#### Directive
Omit the pictures, please, and give each record below again exactly.

### Stored data ###

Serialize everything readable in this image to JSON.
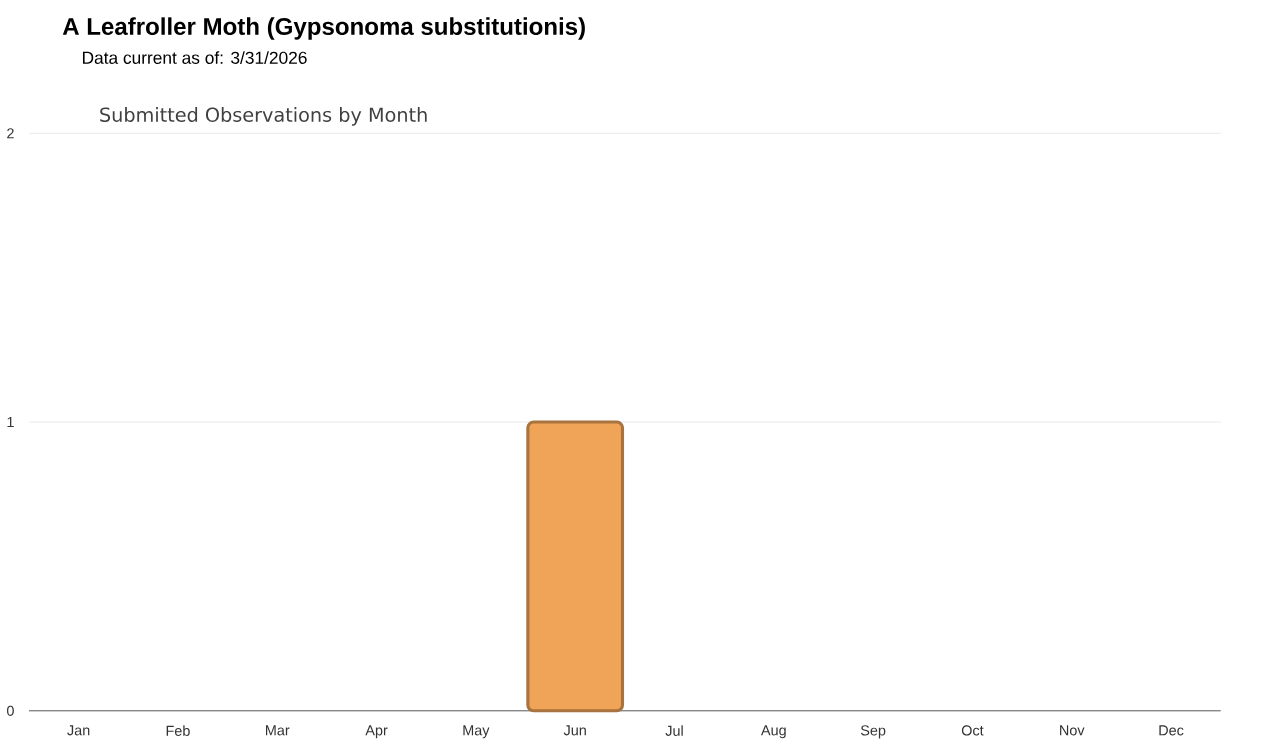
{
  "chart_data": {
    "type": "bar",
    "title": "A Leafroller Moth   (Gypsonoma substitutionis)",
    "subtitle": "Data current as of: 3/31/2026",
    "annotations": [
      "Submitted Observations by Month"
    ],
    "categories": [
      "Jan",
      "Feb",
      "Mar",
      "Apr",
      "May",
      "Jun",
      "Jul",
      "Aug",
      "Sep",
      "Oct",
      "Nov",
      "Dec"
    ],
    "values": [
      0,
      0,
      0,
      0,
      0,
      1,
      0,
      0,
      0,
      0,
      0,
      0
    ],
    "color": "#f0a458",
    "ylim": [
      0,
      2
    ],
    "yticks": [
      0,
      1,
      2
    ],
    "grid": "y"
  }
}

###

#### Exercise output
Serialize everything readable in this image to JSON.
{
  "chart_data": {
    "type": "bar",
    "title": "A Leafroller Moth   (Gypsonoma substitutionis)",
    "subtitle": "Data current as of: 3/31/2026",
    "annotations": [
      "Submitted Observations by Month"
    ],
    "categories": [
      "Jan",
      "Feb",
      "Mar",
      "Apr",
      "May",
      "Jun",
      "Jul",
      "Aug",
      "Sep",
      "Oct",
      "Nov",
      "Dec"
    ],
    "values": [
      0,
      0,
      0,
      0,
      0,
      1,
      0,
      0,
      0,
      0,
      0,
      0
    ],
    "color": "#f0a458",
    "ylim": [
      0,
      2
    ],
    "yticks": [
      0,
      1,
      2
    ],
    "grid": "y"
  }
}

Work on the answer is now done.